*** Stored rows

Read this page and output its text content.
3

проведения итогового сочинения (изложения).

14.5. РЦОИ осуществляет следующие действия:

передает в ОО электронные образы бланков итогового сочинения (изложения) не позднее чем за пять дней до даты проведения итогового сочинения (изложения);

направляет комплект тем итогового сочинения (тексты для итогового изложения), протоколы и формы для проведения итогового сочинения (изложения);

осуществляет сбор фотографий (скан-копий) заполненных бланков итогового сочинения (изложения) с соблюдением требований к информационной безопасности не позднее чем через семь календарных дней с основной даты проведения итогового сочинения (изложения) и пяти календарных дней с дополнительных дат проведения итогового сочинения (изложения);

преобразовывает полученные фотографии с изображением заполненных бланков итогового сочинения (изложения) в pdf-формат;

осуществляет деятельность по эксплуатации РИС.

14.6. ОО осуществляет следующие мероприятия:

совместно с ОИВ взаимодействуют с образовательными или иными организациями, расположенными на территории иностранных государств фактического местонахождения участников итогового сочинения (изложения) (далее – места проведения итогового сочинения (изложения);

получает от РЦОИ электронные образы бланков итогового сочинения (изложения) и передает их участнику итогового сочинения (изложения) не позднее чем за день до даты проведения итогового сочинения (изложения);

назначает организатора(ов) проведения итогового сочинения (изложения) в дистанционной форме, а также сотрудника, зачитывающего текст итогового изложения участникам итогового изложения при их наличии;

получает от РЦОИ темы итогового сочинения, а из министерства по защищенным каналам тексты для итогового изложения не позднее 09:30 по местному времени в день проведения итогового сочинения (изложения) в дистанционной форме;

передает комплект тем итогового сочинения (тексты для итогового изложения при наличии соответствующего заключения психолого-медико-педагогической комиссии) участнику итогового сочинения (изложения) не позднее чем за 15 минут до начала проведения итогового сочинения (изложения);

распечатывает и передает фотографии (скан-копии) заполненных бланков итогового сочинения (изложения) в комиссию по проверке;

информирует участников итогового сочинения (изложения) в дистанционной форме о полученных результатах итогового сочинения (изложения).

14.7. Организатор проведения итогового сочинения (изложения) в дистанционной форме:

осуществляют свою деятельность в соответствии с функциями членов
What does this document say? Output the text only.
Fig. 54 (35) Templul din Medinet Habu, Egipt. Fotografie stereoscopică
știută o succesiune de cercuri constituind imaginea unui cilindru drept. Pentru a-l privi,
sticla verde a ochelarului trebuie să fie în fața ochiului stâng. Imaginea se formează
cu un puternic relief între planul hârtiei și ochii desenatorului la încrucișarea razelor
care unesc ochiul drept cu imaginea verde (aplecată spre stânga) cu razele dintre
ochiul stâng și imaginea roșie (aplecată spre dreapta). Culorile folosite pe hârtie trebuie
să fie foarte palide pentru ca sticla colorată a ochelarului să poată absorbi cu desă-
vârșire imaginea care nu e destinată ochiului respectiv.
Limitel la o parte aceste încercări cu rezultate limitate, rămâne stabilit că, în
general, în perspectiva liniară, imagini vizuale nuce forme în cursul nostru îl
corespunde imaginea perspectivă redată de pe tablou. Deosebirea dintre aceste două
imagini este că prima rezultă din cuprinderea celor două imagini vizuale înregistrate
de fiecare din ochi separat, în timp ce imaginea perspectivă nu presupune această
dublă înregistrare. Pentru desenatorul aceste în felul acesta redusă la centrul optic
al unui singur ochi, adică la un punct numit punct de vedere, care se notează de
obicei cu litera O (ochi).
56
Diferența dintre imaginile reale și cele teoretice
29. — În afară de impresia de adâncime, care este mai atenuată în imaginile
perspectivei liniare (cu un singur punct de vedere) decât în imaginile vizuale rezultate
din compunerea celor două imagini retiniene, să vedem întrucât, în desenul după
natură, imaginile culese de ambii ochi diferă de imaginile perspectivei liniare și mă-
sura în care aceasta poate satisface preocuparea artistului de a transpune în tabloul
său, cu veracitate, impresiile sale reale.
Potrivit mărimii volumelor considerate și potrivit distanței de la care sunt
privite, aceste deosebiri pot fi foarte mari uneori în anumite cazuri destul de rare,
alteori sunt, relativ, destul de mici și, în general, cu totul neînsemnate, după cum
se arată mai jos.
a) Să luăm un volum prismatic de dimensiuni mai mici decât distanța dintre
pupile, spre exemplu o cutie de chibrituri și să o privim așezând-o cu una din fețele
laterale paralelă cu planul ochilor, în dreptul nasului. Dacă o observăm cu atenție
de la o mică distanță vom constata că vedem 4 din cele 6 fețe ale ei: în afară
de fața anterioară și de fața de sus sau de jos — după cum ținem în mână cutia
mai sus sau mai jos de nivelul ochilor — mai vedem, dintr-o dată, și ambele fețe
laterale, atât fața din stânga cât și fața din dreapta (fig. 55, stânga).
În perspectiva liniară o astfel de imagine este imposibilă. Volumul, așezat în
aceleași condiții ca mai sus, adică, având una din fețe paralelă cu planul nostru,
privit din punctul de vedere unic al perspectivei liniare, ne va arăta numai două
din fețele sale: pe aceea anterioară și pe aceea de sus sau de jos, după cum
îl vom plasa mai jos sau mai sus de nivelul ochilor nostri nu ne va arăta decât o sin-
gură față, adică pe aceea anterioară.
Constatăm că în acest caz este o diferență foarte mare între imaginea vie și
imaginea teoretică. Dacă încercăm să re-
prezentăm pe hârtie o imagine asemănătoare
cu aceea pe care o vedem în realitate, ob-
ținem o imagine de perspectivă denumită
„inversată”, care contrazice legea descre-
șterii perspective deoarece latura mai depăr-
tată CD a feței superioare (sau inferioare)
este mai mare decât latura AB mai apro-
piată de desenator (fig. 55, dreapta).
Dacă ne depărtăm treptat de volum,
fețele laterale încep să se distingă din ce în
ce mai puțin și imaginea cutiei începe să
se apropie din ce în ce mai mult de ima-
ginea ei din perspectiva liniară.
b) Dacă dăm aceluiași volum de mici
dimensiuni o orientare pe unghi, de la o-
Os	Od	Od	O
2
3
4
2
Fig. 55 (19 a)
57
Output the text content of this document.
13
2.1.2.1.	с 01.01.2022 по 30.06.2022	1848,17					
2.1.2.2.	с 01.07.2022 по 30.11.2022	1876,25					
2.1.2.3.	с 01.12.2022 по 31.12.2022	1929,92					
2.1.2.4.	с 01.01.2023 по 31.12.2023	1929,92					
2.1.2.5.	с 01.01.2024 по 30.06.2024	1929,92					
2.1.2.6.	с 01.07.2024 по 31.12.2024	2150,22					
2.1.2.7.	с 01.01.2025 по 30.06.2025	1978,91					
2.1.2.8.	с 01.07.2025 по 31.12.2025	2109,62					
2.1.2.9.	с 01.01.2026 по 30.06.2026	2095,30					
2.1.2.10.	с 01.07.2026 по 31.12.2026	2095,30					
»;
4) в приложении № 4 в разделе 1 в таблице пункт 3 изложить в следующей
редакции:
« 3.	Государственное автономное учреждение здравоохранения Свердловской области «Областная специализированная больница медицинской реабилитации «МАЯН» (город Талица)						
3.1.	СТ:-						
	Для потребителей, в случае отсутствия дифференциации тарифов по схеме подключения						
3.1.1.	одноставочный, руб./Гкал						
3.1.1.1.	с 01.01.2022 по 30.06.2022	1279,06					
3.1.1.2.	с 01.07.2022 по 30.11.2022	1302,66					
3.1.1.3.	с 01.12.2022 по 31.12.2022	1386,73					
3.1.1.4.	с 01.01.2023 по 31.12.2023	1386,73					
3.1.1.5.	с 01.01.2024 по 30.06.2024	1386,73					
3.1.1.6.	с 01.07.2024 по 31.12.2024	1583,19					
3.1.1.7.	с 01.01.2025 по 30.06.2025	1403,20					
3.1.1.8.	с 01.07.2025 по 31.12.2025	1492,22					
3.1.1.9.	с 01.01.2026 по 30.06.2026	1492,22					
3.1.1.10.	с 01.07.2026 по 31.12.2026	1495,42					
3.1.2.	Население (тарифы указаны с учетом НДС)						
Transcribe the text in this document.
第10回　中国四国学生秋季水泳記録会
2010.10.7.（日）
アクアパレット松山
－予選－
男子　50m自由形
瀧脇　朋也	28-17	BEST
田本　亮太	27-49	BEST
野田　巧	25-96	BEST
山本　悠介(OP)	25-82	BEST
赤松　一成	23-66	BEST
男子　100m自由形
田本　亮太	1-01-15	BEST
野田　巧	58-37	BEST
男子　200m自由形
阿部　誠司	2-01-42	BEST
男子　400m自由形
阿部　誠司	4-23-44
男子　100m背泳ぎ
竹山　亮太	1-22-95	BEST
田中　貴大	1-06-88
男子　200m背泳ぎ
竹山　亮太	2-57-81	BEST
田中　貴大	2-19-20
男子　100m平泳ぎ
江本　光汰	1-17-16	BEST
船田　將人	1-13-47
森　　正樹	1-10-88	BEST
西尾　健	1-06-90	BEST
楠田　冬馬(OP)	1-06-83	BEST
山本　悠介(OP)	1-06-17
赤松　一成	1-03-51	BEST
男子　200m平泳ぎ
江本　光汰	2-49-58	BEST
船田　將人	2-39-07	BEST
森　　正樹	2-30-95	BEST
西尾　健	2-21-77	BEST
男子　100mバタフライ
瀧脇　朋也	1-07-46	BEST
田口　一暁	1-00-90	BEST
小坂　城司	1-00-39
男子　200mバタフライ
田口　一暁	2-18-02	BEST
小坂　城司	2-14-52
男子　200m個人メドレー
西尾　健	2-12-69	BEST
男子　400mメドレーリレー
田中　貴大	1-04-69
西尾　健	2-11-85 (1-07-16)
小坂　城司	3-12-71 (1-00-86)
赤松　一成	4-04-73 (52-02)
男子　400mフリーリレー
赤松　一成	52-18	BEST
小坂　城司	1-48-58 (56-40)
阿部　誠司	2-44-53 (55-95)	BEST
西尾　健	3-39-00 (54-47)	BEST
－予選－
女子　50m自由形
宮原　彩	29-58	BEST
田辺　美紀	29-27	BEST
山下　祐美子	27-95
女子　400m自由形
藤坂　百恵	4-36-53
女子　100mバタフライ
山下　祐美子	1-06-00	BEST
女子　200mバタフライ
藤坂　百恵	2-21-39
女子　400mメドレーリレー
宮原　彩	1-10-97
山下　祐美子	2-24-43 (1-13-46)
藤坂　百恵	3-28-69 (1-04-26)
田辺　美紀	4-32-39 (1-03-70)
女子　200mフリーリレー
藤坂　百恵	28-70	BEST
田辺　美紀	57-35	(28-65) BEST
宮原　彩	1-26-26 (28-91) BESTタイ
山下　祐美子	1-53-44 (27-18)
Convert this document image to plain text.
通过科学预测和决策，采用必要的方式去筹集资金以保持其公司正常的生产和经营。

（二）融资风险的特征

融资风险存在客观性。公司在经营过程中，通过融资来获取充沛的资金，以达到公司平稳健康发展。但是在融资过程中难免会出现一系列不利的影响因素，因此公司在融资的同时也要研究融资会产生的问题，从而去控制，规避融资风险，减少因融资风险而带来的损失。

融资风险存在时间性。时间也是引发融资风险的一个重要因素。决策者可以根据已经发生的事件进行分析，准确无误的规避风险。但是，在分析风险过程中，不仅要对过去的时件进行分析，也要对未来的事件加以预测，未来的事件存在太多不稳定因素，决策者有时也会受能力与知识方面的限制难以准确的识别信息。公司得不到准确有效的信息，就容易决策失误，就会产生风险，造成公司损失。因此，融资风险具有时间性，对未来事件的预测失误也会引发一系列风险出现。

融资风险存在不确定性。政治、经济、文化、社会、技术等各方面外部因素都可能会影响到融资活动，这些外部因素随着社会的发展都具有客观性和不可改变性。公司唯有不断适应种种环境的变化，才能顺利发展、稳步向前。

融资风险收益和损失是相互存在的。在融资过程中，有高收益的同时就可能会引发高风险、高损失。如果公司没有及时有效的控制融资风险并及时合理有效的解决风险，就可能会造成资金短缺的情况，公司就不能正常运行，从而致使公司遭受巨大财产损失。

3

******

*Direction*. Gather up, from the records above, each line where the word "осуществляет" appears.

*Solution*.
14.5. РЦОИ осуществляет следующие действия:
осуществляет сбор фотографий (скан-копий) заполненных бланков итогового сочинения (изложения) с соблюдением требований к информационной безопасности не позднее чем через семь календарных дней с основной даты проведения итогового сочинения (изложения) и пяти календарных дней с дополнительных дат проведения итогового сочинения (изложения);
осуществляет деятельность по эксплуатации РИС.
14.6. ОО осуществляет следующие мероприятия:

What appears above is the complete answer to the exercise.